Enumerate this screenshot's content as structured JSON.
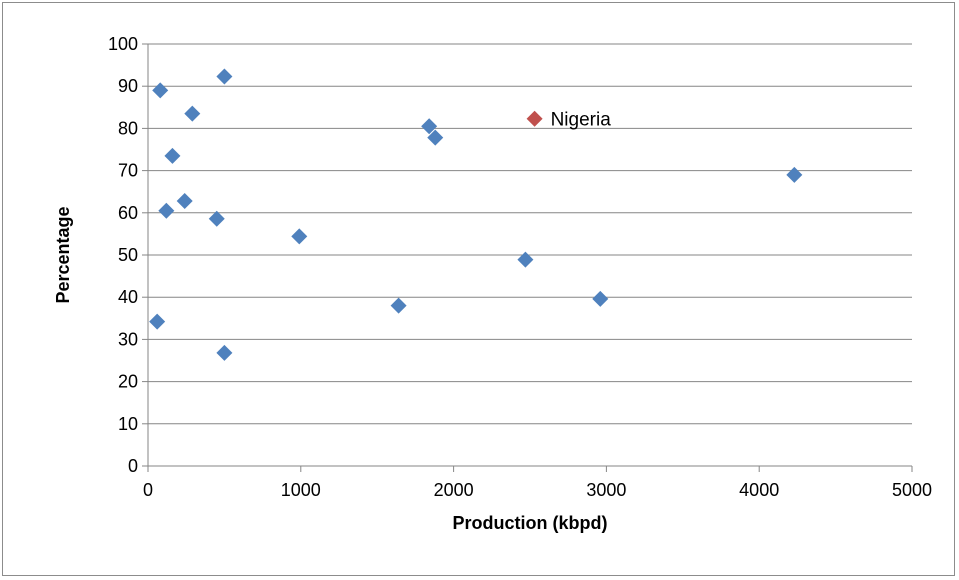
{
  "chart_data": {
    "type": "scatter",
    "title": "",
    "xlabel": "Production (kbpd)",
    "ylabel": "Percentage",
    "xlim": [
      0,
      5000
    ],
    "ylim": [
      0,
      100
    ],
    "x_ticks": [
      0,
      1000,
      2000,
      3000,
      4000,
      5000
    ],
    "y_ticks": [
      0,
      10,
      20,
      30,
      40,
      50,
      60,
      70,
      80,
      90,
      100
    ],
    "grid": "horizontal",
    "legend": "none",
    "colors": {
      "points": "#4F81BD",
      "highlight": "#C0504D",
      "grid": "#868686"
    },
    "series": [
      {
        "points": [
          {
            "x": 80,
            "y": 89
          },
          {
            "x": 500,
            "y": 92.3
          },
          {
            "x": 290,
            "y": 83.5
          },
          {
            "x": 160,
            "y": 73.5
          },
          {
            "x": 240,
            "y": 62.8
          },
          {
            "x": 120,
            "y": 60.5
          },
          {
            "x": 450,
            "y": 58.6
          },
          {
            "x": 990,
            "y": 54.4
          },
          {
            "x": 60,
            "y": 34.2
          },
          {
            "x": 500,
            "y": 26.8
          },
          {
            "x": 1640,
            "y": 38
          },
          {
            "x": 1840,
            "y": 80.5
          },
          {
            "x": 1880,
            "y": 77.8
          },
          {
            "x": 2470,
            "y": 48.9
          },
          {
            "x": 2960,
            "y": 39.6
          },
          {
            "x": 4230,
            "y": 69
          }
        ]
      },
      {
        "points": [
          {
            "x": 2530,
            "y": 82.3,
            "label": "Nigeria"
          }
        ]
      }
    ]
  }
}
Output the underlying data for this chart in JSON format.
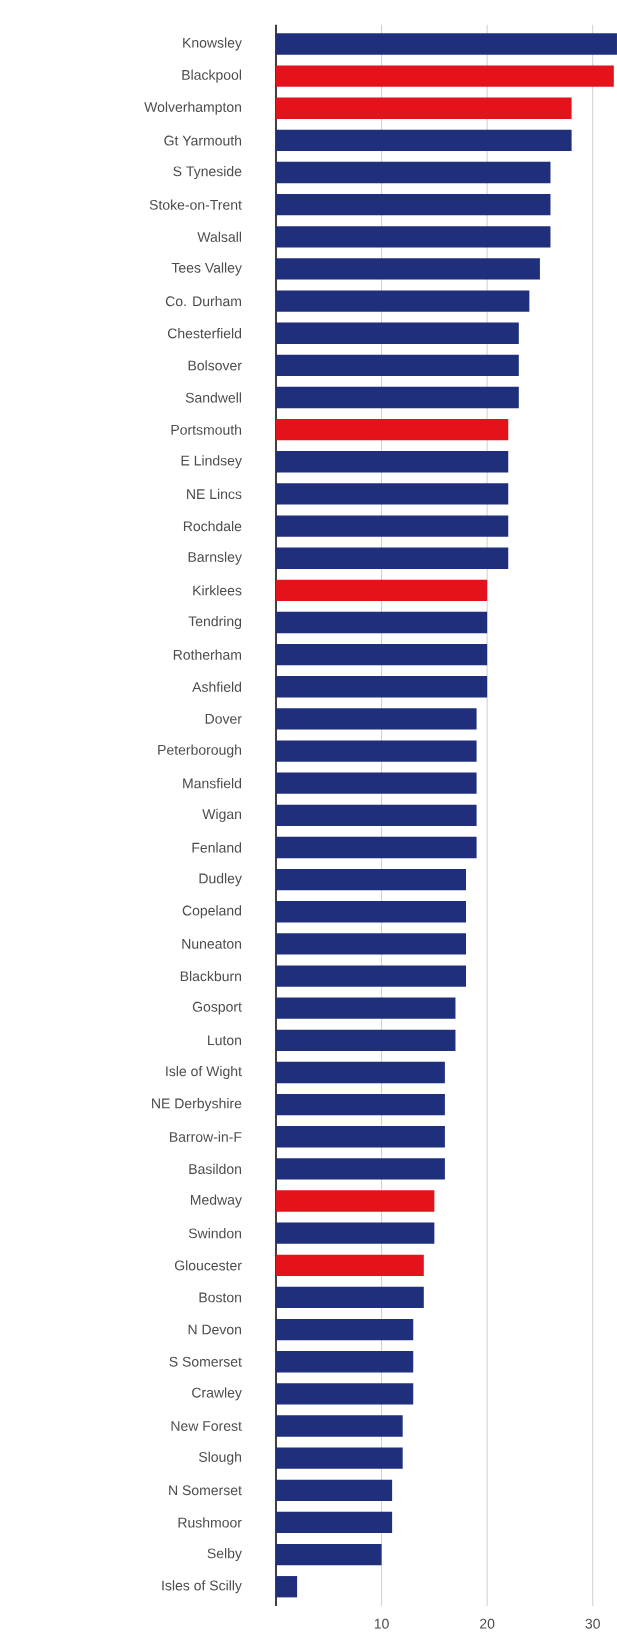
{
  "chart_data": {
    "type": "bar",
    "orientation": "horizontal",
    "grid": "x",
    "categories": [
      "Knowsley",
      "Blackpool",
      "Wolverhampton",
      "Gt Yarmouth",
      "S Tyneside",
      "Stoke-on-Trent",
      "Walsall",
      "Tees Valley",
      "Co. Durham",
      "Chesterfield",
      "Bolsover",
      "Sandwell",
      "Portsmouth",
      "E Lindsey",
      "NE Lincs",
      "Rochdale",
      "Barnsley",
      "Kirklees",
      "Tendring",
      "Rotherham",
      "Ashfield",
      "Dover",
      "Peterborough",
      "Mansfield",
      "Wigan",
      "Fenland",
      "Dudley",
      "Copeland",
      "Nuneaton",
      "Blackburn",
      "Gosport",
      "Luton",
      "Isle of Wight",
      "NE Derbyshire",
      "Barrow-in-F",
      "Basildon",
      "Medway",
      "Swindon",
      "Gloucester",
      "Boston",
      "N Devon",
      "S Somerset",
      "Crawley",
      "New Forest",
      "Slough",
      "N Somerset",
      "Rushmoor",
      "Selby",
      "Isles of Scilly"
    ],
    "values": [
      32.3,
      32,
      28,
      28,
      26,
      26,
      26,
      25,
      24,
      23,
      23,
      23,
      22,
      22,
      22,
      22,
      22,
      20,
      20,
      20,
      20,
      19,
      19,
      19,
      19,
      19,
      18,
      18,
      18,
      18,
      17,
      17,
      16,
      16,
      16,
      16,
      15,
      15,
      14,
      14,
      13,
      13,
      13,
      12,
      12,
      11,
      11,
      10,
      2
    ],
    "colors": [
      "#1f2f7c",
      "#e3121b",
      "#e3121b",
      "#1f2f7c",
      "#1f2f7c",
      "#1f2f7c",
      "#1f2f7c",
      "#1f2f7c",
      "#1f2f7c",
      "#1f2f7c",
      "#1f2f7c",
      "#1f2f7c",
      "#e3121b",
      "#1f2f7c",
      "#1f2f7c",
      "#1f2f7c",
      "#1f2f7c",
      "#e3121b",
      "#1f2f7c",
      "#1f2f7c",
      "#1f2f7c",
      "#1f2f7c",
      "#1f2f7c",
      "#1f2f7c",
      "#1f2f7c",
      "#1f2f7c",
      "#1f2f7c",
      "#1f2f7c",
      "#1f2f7c",
      "#1f2f7c",
      "#1f2f7c",
      "#1f2f7c",
      "#1f2f7c",
      "#1f2f7c",
      "#1f2f7c",
      "#1f2f7c",
      "#e3121b",
      "#1f2f7c",
      "#e3121b",
      "#1f2f7c",
      "#1f2f7c",
      "#1f2f7c",
      "#1f2f7c",
      "#1f2f7c",
      "#1f2f7c",
      "#1f2f7c",
      "#1f2f7c",
      "#1f2f7c",
      "#1f2f7c"
    ],
    "xlim": [
      0,
      32.3
    ],
    "xticks": [
      {
        "value": 0,
        "label": null
      },
      10,
      20,
      30
    ]
  }
}
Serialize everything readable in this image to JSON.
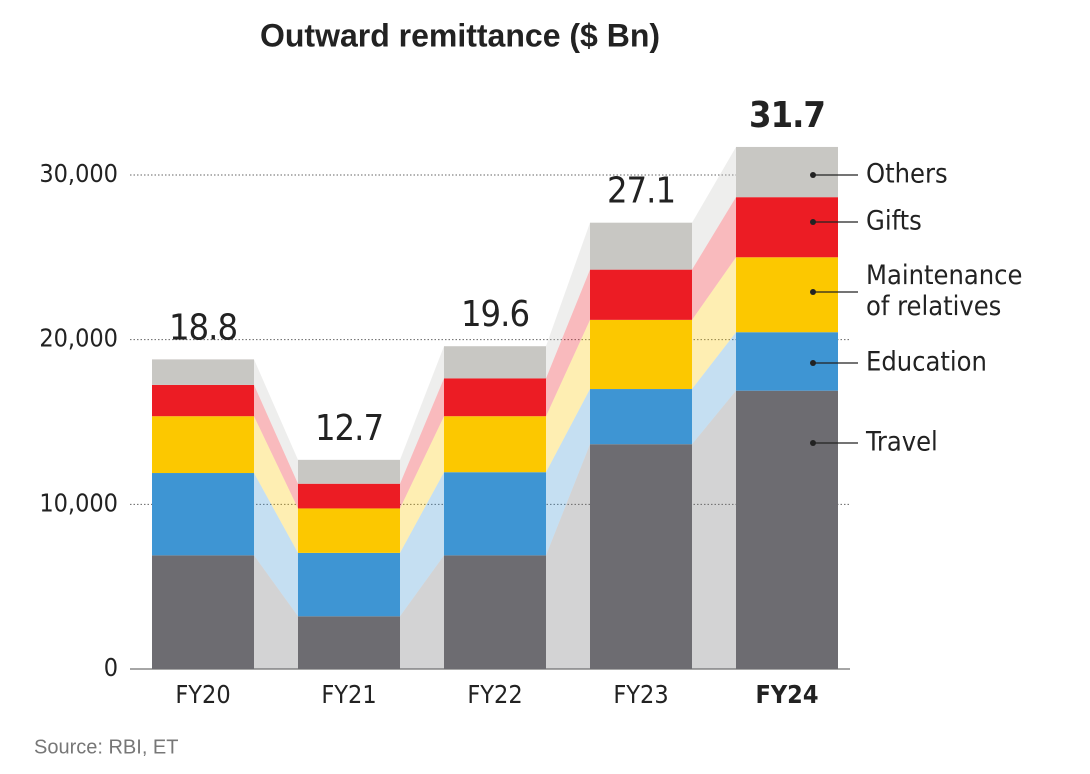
{
  "chart_data": {
    "type": "stacked_bar",
    "title": "Outward remittance ($ Bn)",
    "categories": [
      "FY20",
      "FY21",
      "FY22",
      "FY23",
      "FY24"
    ],
    "series": [
      {
        "name": "Travel",
        "color": "#6d6c71",
        "values": [
          6900,
          3200,
          6900,
          13650,
          16900
        ]
      },
      {
        "name": "Education",
        "color": "#3e95d3",
        "values": [
          5000,
          3850,
          5050,
          3350,
          3550
        ]
      },
      {
        "name": "Maintenance of relatives",
        "color": "#fcc800",
        "values": [
          3450,
          2700,
          3400,
          4200,
          4550
        ]
      },
      {
        "name": "Gifts",
        "color": "#ec1c24",
        "values": [
          1900,
          1500,
          2300,
          3050,
          3650
        ]
      },
      {
        "name": "Others",
        "color": "#c8c7c3",
        "values": [
          1550,
          1450,
          1950,
          2850,
          3050
        ]
      }
    ],
    "totals": {
      "values": [
        18800,
        12700,
        19600,
        27100,
        31700
      ],
      "value_labels": [
        "18.8",
        "12.7",
        "19.6",
        "27.1",
        "31.7"
      ]
    },
    "ylim": [
      0,
      32000
    ],
    "yticks": [
      0,
      {
        "value": 10000,
        "label": "10,000"
      },
      {
        "value": 20000,
        "label": "20,000"
      },
      {
        "value": 30000,
        "label": "30,000"
      }
    ],
    "grid": true,
    "source": "Source: RBI, ET"
  }
}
_ _ _
• [SHORT EXERCISE]: Whichever lines contain the string "JSON", select and copy them.

• [COMPLETED TASK]:
Enumerate this screenshot's content as structured JSON.
Output the underlying data for this chart in JSON format.
Serialize everything readable in this image to JSON.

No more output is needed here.